* **PROBLEM STATEMENT**: Leaving out the pictures, retype all the material exactly.

* **INFORMATION SHOWN**:
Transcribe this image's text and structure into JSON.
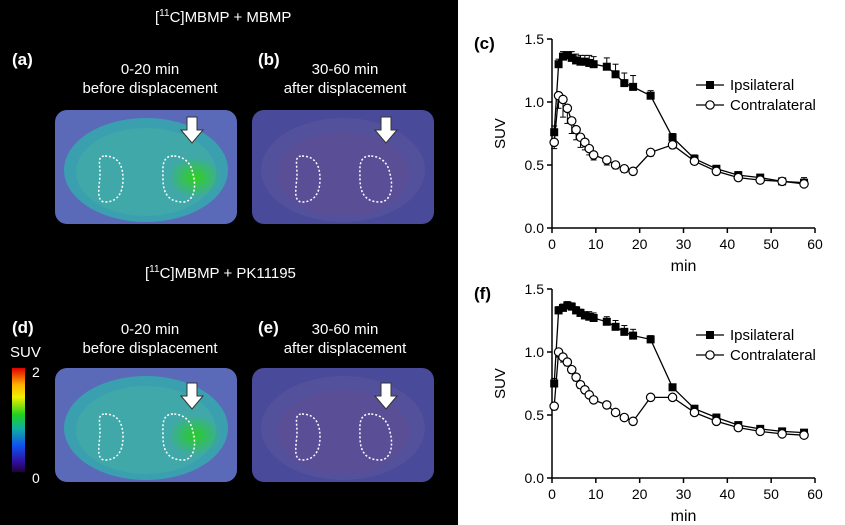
{
  "figure": {
    "top_header_prefix": "[",
    "top_header_sup": "11",
    "top_header_suffix": "C]MBMP + MBMP",
    "mid_header_prefix": "[",
    "mid_header_sup": "11",
    "mid_header_suffix": "C]MBMP + PK11195",
    "panels": {
      "a": {
        "label": "(a)",
        "line1": "0-20 min",
        "line2": "before displacement"
      },
      "b": {
        "label": "(b)",
        "line1": "30-60 min",
        "line2": "after displacement"
      },
      "d": {
        "label": "(d)",
        "line1": "0-20 min",
        "line2": "before displacement"
      },
      "e": {
        "label": "(e)",
        "line1": "30-60 min",
        "line2": "after displacement"
      }
    },
    "colorbar": {
      "title": "SUV",
      "max_label": "2",
      "min_label": "0"
    },
    "colors": {
      "scan_hot": "#20c020",
      "scan_warm": "#3aa0b0",
      "scan_cool": "#4a4a9a",
      "background": "#000000"
    }
  },
  "chart_data": [
    {
      "type": "line",
      "panel_label": "(c)",
      "xlabel": "min",
      "ylabel": "SUV",
      "xlim": [
        0,
        60
      ],
      "ylim": [
        0,
        1.5
      ],
      "xticks": [
        "0",
        "10",
        "20",
        "30",
        "40",
        "50",
        "60"
      ],
      "yticks": [
        "0.0",
        "0.5",
        "1.0",
        "1.5"
      ],
      "legend": "top-right",
      "series": [
        {
          "name": "Ipsilateral",
          "marker": "filled-square",
          "x": [
            0.5,
            1.5,
            2.5,
            3.5,
            4.5,
            5.5,
            6.5,
            7.5,
            8.5,
            9.5,
            12.5,
            14.5,
            16.5,
            18.5,
            22.5,
            27.5,
            32.5,
            37.5,
            42.5,
            47.5,
            52.5,
            57.5
          ],
          "y": [
            0.76,
            1.3,
            1.36,
            1.37,
            1.35,
            1.33,
            1.32,
            1.32,
            1.31,
            1.3,
            1.28,
            1.22,
            1.15,
            1.12,
            1.05,
            0.72,
            0.55,
            0.47,
            0.42,
            0.4,
            0.37,
            0.36
          ],
          "err": [
            0.05,
            0.04,
            0.04,
            0.03,
            0.05,
            0.05,
            0.05,
            0.05,
            0.06,
            0.06,
            0.07,
            0.08,
            0.08,
            0.09,
            0.04,
            0.03,
            0.03,
            0.02,
            0.02,
            0.02,
            0.02,
            0.04
          ]
        },
        {
          "name": "Contralateral",
          "marker": "open-circle",
          "x": [
            0.5,
            1.5,
            2.5,
            3.5,
            4.5,
            5.5,
            6.5,
            7.5,
            8.5,
            9.5,
            12.5,
            14.5,
            16.5,
            18.5,
            22.5,
            27.5,
            32.5,
            37.5,
            42.5,
            47.5,
            52.5,
            57.5
          ],
          "y": [
            0.68,
            1.05,
            1.02,
            0.95,
            0.85,
            0.78,
            0.72,
            0.68,
            0.63,
            0.58,
            0.54,
            0.5,
            0.47,
            0.45,
            0.6,
            0.66,
            0.53,
            0.45,
            0.4,
            0.38,
            0.37,
            0.35
          ],
          "err": [
            0.05,
            0.1,
            0.14,
            0.12,
            0.1,
            0.08,
            0.08,
            0.06,
            0.05,
            0.04,
            0.04,
            0.03,
            0.03,
            0.02,
            0.03,
            0.03,
            0.02,
            0.02,
            0.02,
            0.02,
            0.02,
            0.02
          ]
        }
      ]
    },
    {
      "type": "line",
      "panel_label": "(f)",
      "xlabel": "min",
      "ylabel": "SUV",
      "xlim": [
        0,
        60
      ],
      "ylim": [
        0,
        1.5
      ],
      "xticks": [
        "0",
        "10",
        "20",
        "30",
        "40",
        "50",
        "60"
      ],
      "yticks": [
        "0.0",
        "0.5",
        "1.0",
        "1.5"
      ],
      "legend": "top-right",
      "series": [
        {
          "name": "Ipsilateral",
          "marker": "filled-square",
          "x": [
            0.5,
            1.5,
            2.5,
            3.5,
            4.5,
            5.5,
            6.5,
            7.5,
            8.5,
            9.5,
            12.5,
            14.5,
            16.5,
            18.5,
            22.5,
            27.5,
            32.5,
            37.5,
            42.5,
            47.5,
            52.5,
            57.5
          ],
          "y": [
            0.75,
            1.33,
            1.35,
            1.37,
            1.36,
            1.33,
            1.31,
            1.29,
            1.28,
            1.27,
            1.24,
            1.2,
            1.16,
            1.13,
            1.1,
            0.72,
            0.55,
            0.48,
            0.42,
            0.39,
            0.37,
            0.36
          ],
          "err": [
            0.04,
            0.03,
            0.03,
            0.03,
            0.03,
            0.03,
            0.03,
            0.03,
            0.04,
            0.04,
            0.04,
            0.05,
            0.05,
            0.05,
            0.03,
            0.02,
            0.02,
            0.02,
            0.02,
            0.02,
            0.02,
            0.02
          ]
        },
        {
          "name": "Contralateral",
          "marker": "open-circle",
          "x": [
            0.5,
            1.5,
            2.5,
            3.5,
            4.5,
            5.5,
            6.5,
            7.5,
            8.5,
            9.5,
            12.5,
            14.5,
            16.5,
            18.5,
            22.5,
            27.5,
            32.5,
            37.5,
            42.5,
            47.5,
            52.5,
            57.5
          ],
          "y": [
            0.57,
            1.0,
            0.96,
            0.92,
            0.86,
            0.8,
            0.74,
            0.7,
            0.66,
            0.62,
            0.58,
            0.52,
            0.48,
            0.45,
            0.64,
            0.64,
            0.52,
            0.45,
            0.4,
            0.37,
            0.35,
            0.34
          ],
          "err": [
            0.03,
            0.04,
            0.04,
            0.03,
            0.03,
            0.03,
            0.03,
            0.03,
            0.02,
            0.02,
            0.02,
            0.02,
            0.02,
            0.02,
            0.02,
            0.02,
            0.02,
            0.02,
            0.02,
            0.02,
            0.02,
            0.02
          ]
        }
      ]
    }
  ]
}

* **EXERCISE OUTPUT**:
Transcribe this image's text and structure into JSON.
{
  "figure": {
    "top_header_prefix": "[",
    "top_header_sup": "11",
    "top_header_suffix": "C]MBMP + MBMP",
    "mid_header_prefix": "[",
    "mid_header_sup": "11",
    "mid_header_suffix": "C]MBMP + PK11195",
    "panels": {
      "a": {
        "label": "(a)",
        "line1": "0-20 min",
        "line2": "before displacement"
      },
      "b": {
        "label": "(b)",
        "line1": "30-60 min",
        "line2": "after displacement"
      },
      "d": {
        "label": "(d)",
        "line1": "0-20 min",
        "line2": "before displacement"
      },
      "e": {
        "label": "(e)",
        "line1": "30-60 min",
        "line2": "after displacement"
      }
    },
    "colorbar": {
      "title": "SUV",
      "max_label": "2",
      "min_label": "0"
    },
    "colors": {
      "scan_hot": "#20c020",
      "scan_warm": "#3aa0b0",
      "scan_cool": "#4a4a9a",
      "background": "#000000"
    }
  },
  "chart_data": [
    {
      "type": "line",
      "panel_label": "(c)",
      "xlabel": "min",
      "ylabel": "SUV",
      "xlim": [
        0,
        60
      ],
      "ylim": [
        0,
        1.5
      ],
      "xticks": [
        "0",
        "10",
        "20",
        "30",
        "40",
        "50",
        "60"
      ],
      "yticks": [
        "0.0",
        "0.5",
        "1.0",
        "1.5"
      ],
      "legend": "top-right",
      "series": [
        {
          "name": "Ipsilateral",
          "marker": "filled-square",
          "x": [
            0.5,
            1.5,
            2.5,
            3.5,
            4.5,
            5.5,
            6.5,
            7.5,
            8.5,
            9.5,
            12.5,
            14.5,
            16.5,
            18.5,
            22.5,
            27.5,
            32.5,
            37.5,
            42.5,
            47.5,
            52.5,
            57.5
          ],
          "y": [
            0.76,
            1.3,
            1.36,
            1.37,
            1.35,
            1.33,
            1.32,
            1.32,
            1.31,
            1.3,
            1.28,
            1.22,
            1.15,
            1.12,
            1.05,
            0.72,
            0.55,
            0.47,
            0.42,
            0.4,
            0.37,
            0.36
          ],
          "err": [
            0.05,
            0.04,
            0.04,
            0.03,
            0.05,
            0.05,
            0.05,
            0.05,
            0.06,
            0.06,
            0.07,
            0.08,
            0.08,
            0.09,
            0.04,
            0.03,
            0.03,
            0.02,
            0.02,
            0.02,
            0.02,
            0.04
          ]
        },
        {
          "name": "Contralateral",
          "marker": "open-circle",
          "x": [
            0.5,
            1.5,
            2.5,
            3.5,
            4.5,
            5.5,
            6.5,
            7.5,
            8.5,
            9.5,
            12.5,
            14.5,
            16.5,
            18.5,
            22.5,
            27.5,
            32.5,
            37.5,
            42.5,
            47.5,
            52.5,
            57.5
          ],
          "y": [
            0.68,
            1.05,
            1.02,
            0.95,
            0.85,
            0.78,
            0.72,
            0.68,
            0.63,
            0.58,
            0.54,
            0.5,
            0.47,
            0.45,
            0.6,
            0.66,
            0.53,
            0.45,
            0.4,
            0.38,
            0.37,
            0.35
          ],
          "err": [
            0.05,
            0.1,
            0.14,
            0.12,
            0.1,
            0.08,
            0.08,
            0.06,
            0.05,
            0.04,
            0.04,
            0.03,
            0.03,
            0.02,
            0.03,
            0.03,
            0.02,
            0.02,
            0.02,
            0.02,
            0.02,
            0.02
          ]
        }
      ]
    },
    {
      "type": "line",
      "panel_label": "(f)",
      "xlabel": "min",
      "ylabel": "SUV",
      "xlim": [
        0,
        60
      ],
      "ylim": [
        0,
        1.5
      ],
      "xticks": [
        "0",
        "10",
        "20",
        "30",
        "40",
        "50",
        "60"
      ],
      "yticks": [
        "0.0",
        "0.5",
        "1.0",
        "1.5"
      ],
      "legend": "top-right",
      "series": [
        {
          "name": "Ipsilateral",
          "marker": "filled-square",
          "x": [
            0.5,
            1.5,
            2.5,
            3.5,
            4.5,
            5.5,
            6.5,
            7.5,
            8.5,
            9.5,
            12.5,
            14.5,
            16.5,
            18.5,
            22.5,
            27.5,
            32.5,
            37.5,
            42.5,
            47.5,
            52.5,
            57.5
          ],
          "y": [
            0.75,
            1.33,
            1.35,
            1.37,
            1.36,
            1.33,
            1.31,
            1.29,
            1.28,
            1.27,
            1.24,
            1.2,
            1.16,
            1.13,
            1.1,
            0.72,
            0.55,
            0.48,
            0.42,
            0.39,
            0.37,
            0.36
          ],
          "err": [
            0.04,
            0.03,
            0.03,
            0.03,
            0.03,
            0.03,
            0.03,
            0.03,
            0.04,
            0.04,
            0.04,
            0.05,
            0.05,
            0.05,
            0.03,
            0.02,
            0.02,
            0.02,
            0.02,
            0.02,
            0.02,
            0.02
          ]
        },
        {
          "name": "Contralateral",
          "marker": "open-circle",
          "x": [
            0.5,
            1.5,
            2.5,
            3.5,
            4.5,
            5.5,
            6.5,
            7.5,
            8.5,
            9.5,
            12.5,
            14.5,
            16.5,
            18.5,
            22.5,
            27.5,
            32.5,
            37.5,
            42.5,
            47.5,
            52.5,
            57.5
          ],
          "y": [
            0.57,
            1.0,
            0.96,
            0.92,
            0.86,
            0.8,
            0.74,
            0.7,
            0.66,
            0.62,
            0.58,
            0.52,
            0.48,
            0.45,
            0.64,
            0.64,
            0.52,
            0.45,
            0.4,
            0.37,
            0.35,
            0.34
          ],
          "err": [
            0.03,
            0.04,
            0.04,
            0.03,
            0.03,
            0.03,
            0.03,
            0.03,
            0.02,
            0.02,
            0.02,
            0.02,
            0.02,
            0.02,
            0.02,
            0.02,
            0.02,
            0.02,
            0.02,
            0.02,
            0.02,
            0.02
          ]
        }
      ]
    }
  ]
}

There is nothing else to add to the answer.